Dataset entries –
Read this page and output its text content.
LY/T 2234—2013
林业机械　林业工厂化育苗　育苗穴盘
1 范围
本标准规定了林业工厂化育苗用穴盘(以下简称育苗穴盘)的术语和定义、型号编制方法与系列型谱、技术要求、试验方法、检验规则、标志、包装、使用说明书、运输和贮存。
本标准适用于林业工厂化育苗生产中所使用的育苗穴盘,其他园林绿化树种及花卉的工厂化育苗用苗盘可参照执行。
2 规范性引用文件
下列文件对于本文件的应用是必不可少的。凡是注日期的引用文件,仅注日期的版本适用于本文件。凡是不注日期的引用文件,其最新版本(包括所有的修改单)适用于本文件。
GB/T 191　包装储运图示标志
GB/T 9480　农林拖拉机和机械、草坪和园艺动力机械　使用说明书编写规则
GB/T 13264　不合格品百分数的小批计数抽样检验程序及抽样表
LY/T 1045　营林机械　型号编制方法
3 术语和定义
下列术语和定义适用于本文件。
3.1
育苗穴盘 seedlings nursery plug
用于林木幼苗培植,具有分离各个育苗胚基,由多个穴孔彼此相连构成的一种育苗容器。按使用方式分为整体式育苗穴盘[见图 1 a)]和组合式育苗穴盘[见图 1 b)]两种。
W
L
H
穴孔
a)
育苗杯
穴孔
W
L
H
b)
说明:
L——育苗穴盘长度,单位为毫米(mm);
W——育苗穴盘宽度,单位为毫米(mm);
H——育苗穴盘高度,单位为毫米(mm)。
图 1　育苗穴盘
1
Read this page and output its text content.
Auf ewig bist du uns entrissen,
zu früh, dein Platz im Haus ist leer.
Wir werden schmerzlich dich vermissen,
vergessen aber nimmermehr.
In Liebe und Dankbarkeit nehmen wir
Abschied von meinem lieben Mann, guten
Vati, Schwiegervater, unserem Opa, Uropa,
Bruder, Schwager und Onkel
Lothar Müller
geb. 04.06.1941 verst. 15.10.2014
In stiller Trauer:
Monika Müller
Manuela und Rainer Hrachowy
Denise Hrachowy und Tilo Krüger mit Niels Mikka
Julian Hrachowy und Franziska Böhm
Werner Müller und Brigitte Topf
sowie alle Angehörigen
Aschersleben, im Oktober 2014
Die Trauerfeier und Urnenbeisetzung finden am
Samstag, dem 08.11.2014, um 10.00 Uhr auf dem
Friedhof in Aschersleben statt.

THE EXERCISE – Search the listing for the string "单位为毫米". Copy each line where it turns up.

TASK RESPONSE –
L——育苗穴盘长度,单位为毫米(mm);
W——育苗穴盘宽度,单位为毫米(mm);
H——育苗穴盘高度,单位为毫米(mm)。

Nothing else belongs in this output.